Supplied material »
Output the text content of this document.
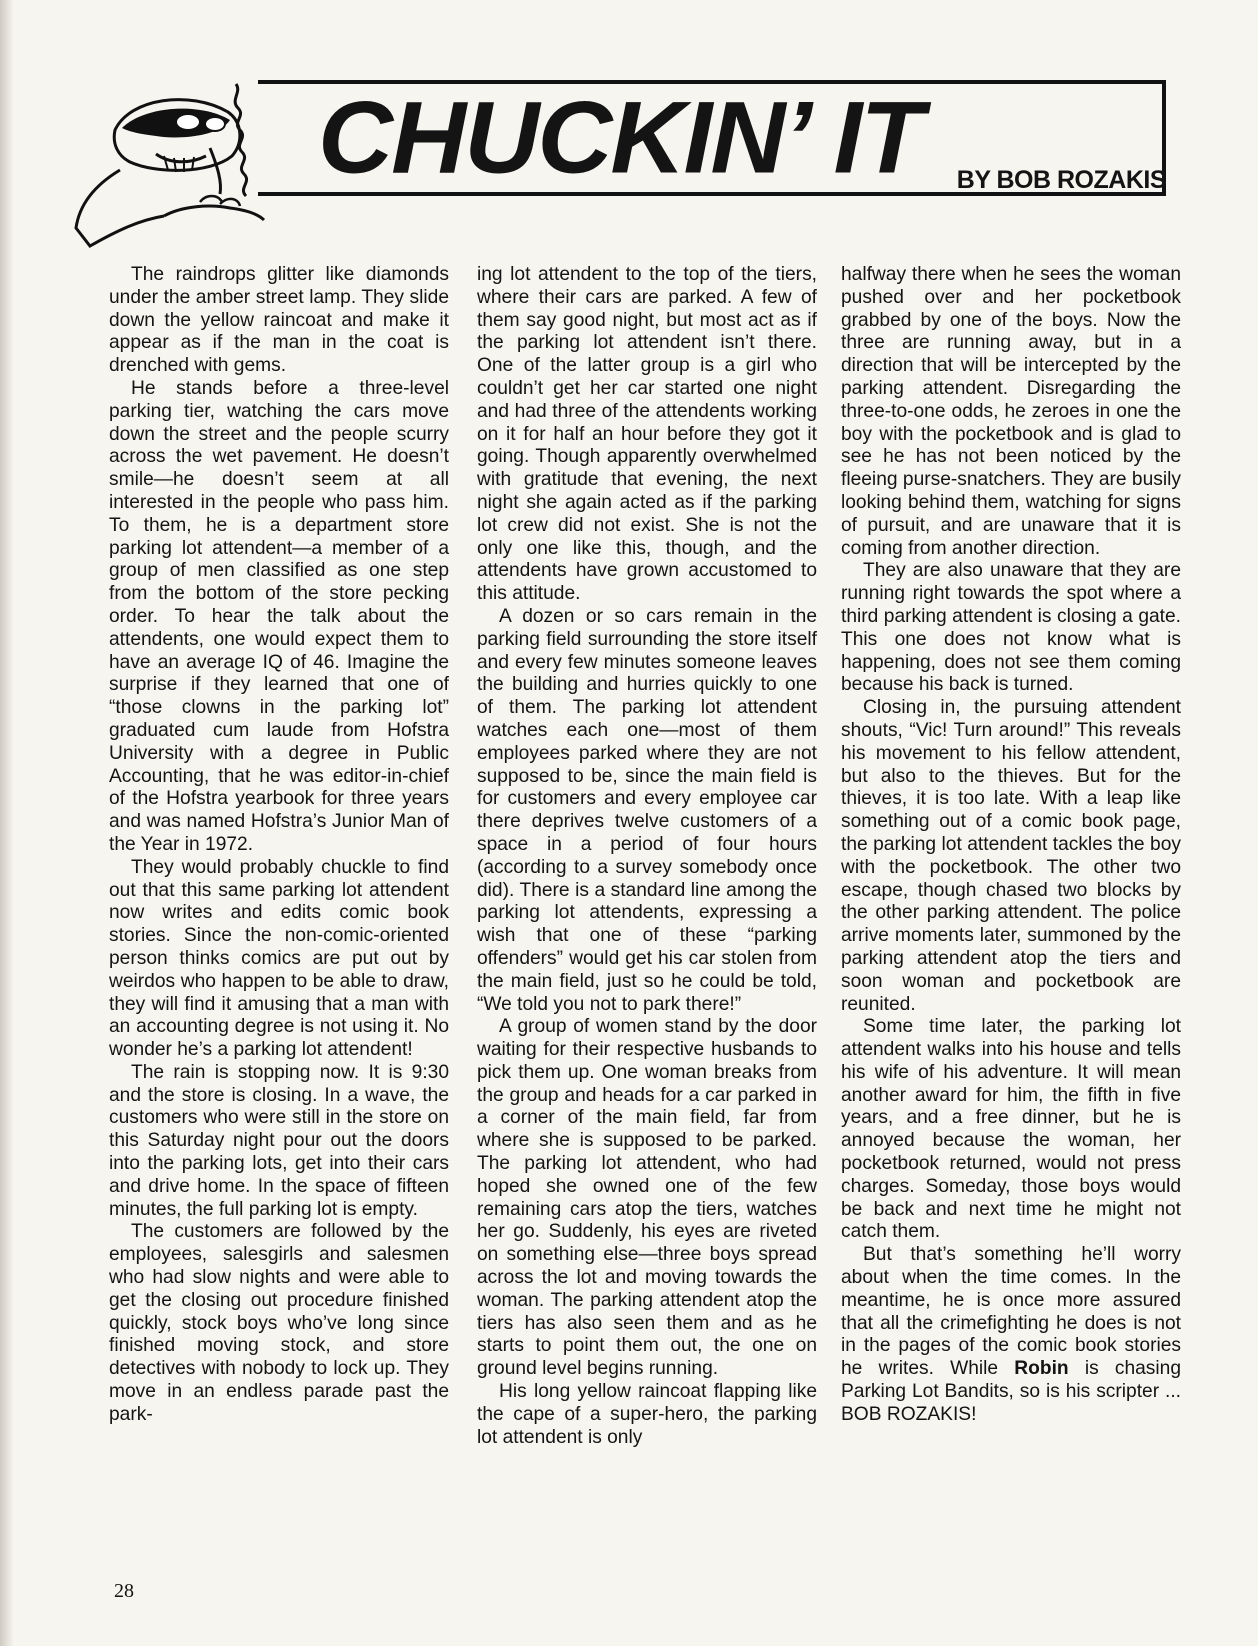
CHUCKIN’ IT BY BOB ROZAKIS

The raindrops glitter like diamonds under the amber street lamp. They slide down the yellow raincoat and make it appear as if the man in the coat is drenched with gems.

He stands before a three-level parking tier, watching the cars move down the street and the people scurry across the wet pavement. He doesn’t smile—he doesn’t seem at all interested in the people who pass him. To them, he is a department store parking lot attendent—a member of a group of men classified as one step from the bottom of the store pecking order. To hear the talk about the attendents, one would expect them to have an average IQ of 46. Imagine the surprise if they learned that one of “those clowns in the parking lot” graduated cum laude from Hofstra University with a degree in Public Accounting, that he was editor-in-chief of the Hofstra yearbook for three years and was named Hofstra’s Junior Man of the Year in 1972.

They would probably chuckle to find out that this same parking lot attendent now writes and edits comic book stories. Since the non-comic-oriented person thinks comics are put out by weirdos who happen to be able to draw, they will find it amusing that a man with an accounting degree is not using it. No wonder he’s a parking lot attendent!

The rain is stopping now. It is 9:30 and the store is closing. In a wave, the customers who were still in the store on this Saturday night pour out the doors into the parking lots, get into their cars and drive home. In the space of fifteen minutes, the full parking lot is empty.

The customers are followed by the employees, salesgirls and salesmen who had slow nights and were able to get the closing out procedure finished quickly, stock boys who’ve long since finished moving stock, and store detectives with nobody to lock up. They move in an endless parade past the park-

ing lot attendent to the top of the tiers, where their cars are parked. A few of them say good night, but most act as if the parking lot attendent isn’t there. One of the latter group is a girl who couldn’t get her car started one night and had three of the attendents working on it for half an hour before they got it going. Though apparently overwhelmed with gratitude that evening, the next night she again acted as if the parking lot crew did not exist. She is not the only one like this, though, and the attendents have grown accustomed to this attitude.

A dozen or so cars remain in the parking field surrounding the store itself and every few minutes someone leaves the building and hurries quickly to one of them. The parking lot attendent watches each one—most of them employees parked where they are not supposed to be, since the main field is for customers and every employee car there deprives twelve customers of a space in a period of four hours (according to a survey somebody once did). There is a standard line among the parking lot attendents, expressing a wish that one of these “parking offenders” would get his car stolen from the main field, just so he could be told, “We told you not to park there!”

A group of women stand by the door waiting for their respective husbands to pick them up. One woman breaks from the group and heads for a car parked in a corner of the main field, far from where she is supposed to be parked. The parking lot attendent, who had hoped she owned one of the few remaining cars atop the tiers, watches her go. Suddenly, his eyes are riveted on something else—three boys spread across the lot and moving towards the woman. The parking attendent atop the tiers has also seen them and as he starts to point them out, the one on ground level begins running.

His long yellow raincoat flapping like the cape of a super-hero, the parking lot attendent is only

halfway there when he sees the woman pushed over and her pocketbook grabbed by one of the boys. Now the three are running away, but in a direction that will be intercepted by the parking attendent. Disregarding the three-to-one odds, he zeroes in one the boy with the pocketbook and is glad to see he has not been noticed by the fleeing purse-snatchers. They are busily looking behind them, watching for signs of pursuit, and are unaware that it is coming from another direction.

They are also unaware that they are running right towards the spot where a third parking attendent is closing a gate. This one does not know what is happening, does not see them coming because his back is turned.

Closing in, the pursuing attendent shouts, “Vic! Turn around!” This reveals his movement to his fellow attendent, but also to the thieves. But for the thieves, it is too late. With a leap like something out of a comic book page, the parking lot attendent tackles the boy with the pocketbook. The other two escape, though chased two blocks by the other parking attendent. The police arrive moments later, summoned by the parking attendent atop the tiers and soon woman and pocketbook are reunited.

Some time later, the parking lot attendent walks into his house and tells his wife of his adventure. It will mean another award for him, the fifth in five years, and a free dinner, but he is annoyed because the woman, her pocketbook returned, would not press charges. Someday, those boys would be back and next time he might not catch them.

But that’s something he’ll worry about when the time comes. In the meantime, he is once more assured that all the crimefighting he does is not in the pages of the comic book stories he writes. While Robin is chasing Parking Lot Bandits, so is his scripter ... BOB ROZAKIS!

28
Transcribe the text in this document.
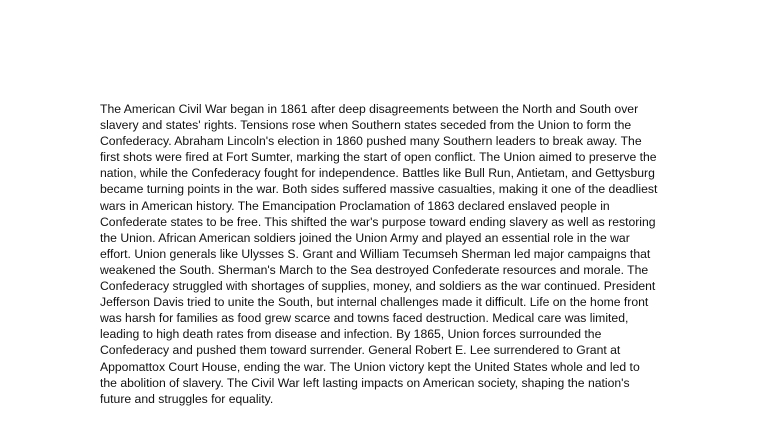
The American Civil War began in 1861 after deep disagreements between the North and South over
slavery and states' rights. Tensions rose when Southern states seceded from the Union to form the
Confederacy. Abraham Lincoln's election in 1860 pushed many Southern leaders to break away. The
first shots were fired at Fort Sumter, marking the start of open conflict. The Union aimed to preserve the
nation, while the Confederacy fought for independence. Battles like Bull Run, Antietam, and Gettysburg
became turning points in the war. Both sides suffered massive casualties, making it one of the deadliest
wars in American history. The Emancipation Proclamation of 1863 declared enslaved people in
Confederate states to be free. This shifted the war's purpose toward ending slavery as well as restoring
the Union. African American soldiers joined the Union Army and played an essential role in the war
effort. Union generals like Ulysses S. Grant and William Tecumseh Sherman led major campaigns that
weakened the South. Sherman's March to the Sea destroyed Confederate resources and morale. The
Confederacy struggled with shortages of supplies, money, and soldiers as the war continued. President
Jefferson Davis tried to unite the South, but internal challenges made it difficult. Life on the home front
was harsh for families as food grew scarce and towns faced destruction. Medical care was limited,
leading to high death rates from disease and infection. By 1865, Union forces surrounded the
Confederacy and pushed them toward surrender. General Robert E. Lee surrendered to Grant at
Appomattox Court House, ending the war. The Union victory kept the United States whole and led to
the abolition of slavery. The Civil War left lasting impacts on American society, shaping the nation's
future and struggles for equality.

Problem » Go through the data above and transcribe it in full, omitting any image.

Task answer »
Output the text content of this document.
CHUCKIN’ IT BY BOB ROZAKIS

The raindrops glitter like diamonds under the amber street lamp. They slide down the yellow raincoat and make it appear as if the man in the coat is drenched with gems.

He stands before a three-level parking tier, watching the cars move down the street and the people scurry across the wet pavement. He doesn’t smile—he doesn’t seem at all interested in the people who pass him. To them, he is a department store parking lot attendent—a member of a group of men classified as one step from the bottom of the store pecking order. To hear the talk about the attendents, one would expect them to have an average IQ of 46. Imagine the surprise if they learned that one of “those clowns in the parking lot” graduated cum laude from Hofstra University with a degree in Public Accounting, that he was editor-in-chief of the Hofstra yearbook for three years and was named Hofstra’s Junior Man of the Year in 1972.

They would probably chuckle to find out that this same parking lot attendent now writes and edits comic book stories. Since the non-comic-oriented person thinks comics are put out by weirdos who happen to be able to draw, they will find it amusing that a man with an accounting degree is not using it. No wonder he’s a parking lot attendent!

The rain is stopping now. It is 9:30 and the store is closing. In a wave, the customers who were still in the store on this Saturday night pour out the doors into the parking lots, get into their cars and drive home. In the space of fifteen minutes, the full parking lot is empty.

The customers are followed by the employees, salesgirls and salesmen who had slow nights and were able to get the closing out procedure finished quickly, stock boys who’ve long since finished moving stock, and store detectives with nobody to lock up. They move in an endless parade past the park-

ing lot attendent to the top of the tiers, where their cars are parked. A few of them say good night, but most act as if the parking lot attendent isn’t there. One of the latter group is a girl who couldn’t get her car started one night and had three of the attendents working on it for half an hour before they got it going. Though apparently overwhelmed with gratitude that evening, the next night she again acted as if the parking lot crew did not exist. She is not the only one like this, though, and the attendents have grown accustomed to this attitude.

A dozen or so cars remain in the parking field surrounding the store itself and every few minutes someone leaves the building and hurries quickly to one of them. The parking lot attendent watches each one—most of them employees parked where they are not supposed to be, since the main field is for customers and every employee car there deprives twelve customers of a space in a period of four hours (according to a survey somebody once did). There is a standard line among the parking lot attendents, expressing a wish that one of these “parking offenders” would get his car stolen from the main field, just so he could be told, “We told you not to park there!”

A group of women stand by the door waiting for their respective husbands to pick them up. One woman breaks from the group and heads for a car parked in a corner of the main field, far from where she is supposed to be parked. The parking lot attendent, who had hoped she owned one of the few remaining cars atop the tiers, watches her go. Suddenly, his eyes are riveted on something else—three boys spread across the lot and moving towards the woman. The parking attendent atop the tiers has also seen them and as he starts to point them out, the one on ground level begins running.

His long yellow raincoat flapping like the cape of a super-hero, the parking lot attendent is only

halfway there when he sees the woman pushed over and her pocketbook grabbed by one of the boys. Now the three are running away, but in a direction that will be intercepted by the parking attendent. Disregarding the three-to-one odds, he zeroes in one the boy with the pocketbook and is glad to see he has not been noticed by the fleeing purse-snatchers. They are busily looking behind them, watching for signs of pursuit, and are unaware that it is coming from another direction.

They are also unaware that they are running right towards the spot where a third parking attendent is closing a gate. This one does not know what is happening, does not see them coming because his back is turned.

Closing in, the pursuing attendent shouts, “Vic! Turn around!” This reveals his movement to his fellow attendent, but also to the thieves. But for the thieves, it is too late. With a leap like something out of a comic book page, the parking lot attendent tackles the boy with the pocketbook. The other two escape, though chased two blocks by the other parking attendent. The police arrive moments later, summoned by the parking attendent atop the tiers and soon woman and pocketbook are reunited.

Some time later, the parking lot attendent walks into his house and tells his wife of his adventure. It will mean another award for him, the fifth in five years, and a free dinner, but he is annoyed because the woman, her pocketbook returned, would not press charges. Someday, those boys would be back and next time he might not catch them.

But that’s something he’ll worry about when the time comes. In the meantime, he is once more assured that all the crimefighting he does is not in the pages of the comic book stories he writes. While Robin is chasing Parking Lot Bandits, so is his scripter ... BOB ROZAKIS!

28
Transcribe the text in this document.
The American Civil War began in 1861 after deep disagreements between the North and South over
slavery and states' rights. Tensions rose when Southern states seceded from the Union to form the
Confederacy. Abraham Lincoln's election in 1860 pushed many Southern leaders to break away. The
first shots were fired at Fort Sumter, marking the start of open conflict. The Union aimed to preserve the
nation, while the Confederacy fought for independence. Battles like Bull Run, Antietam, and Gettysburg
became turning points in the war. Both sides suffered massive casualties, making it one of the deadliest
wars in American history. The Emancipation Proclamation of 1863 declared enslaved people in
Confederate states to be free. This shifted the war's purpose toward ending slavery as well as restoring
the Union. African American soldiers joined the Union Army and played an essential role in the war
effort. Union generals like Ulysses S. Grant and William Tecumseh Sherman led major campaigns that
weakened the South. Sherman's March to the Sea destroyed Confederate resources and morale. The
Confederacy struggled with shortages of supplies, money, and soldiers as the war continued. President
Jefferson Davis tried to unite the South, but internal challenges made it difficult. Life on the home front
was harsh for families as food grew scarce and towns faced destruction. Medical care was limited,
leading to high death rates from disease and infection. By 1865, Union forces surrounded the
Confederacy and pushed them toward surrender. General Robert E. Lee surrendered to Grant at
Appomattox Court House, ending the war. The Union victory kept the United States whole and led to
the abolition of slavery. The Civil War left lasting impacts on American society, shaping the nation's
future and struggles for equality.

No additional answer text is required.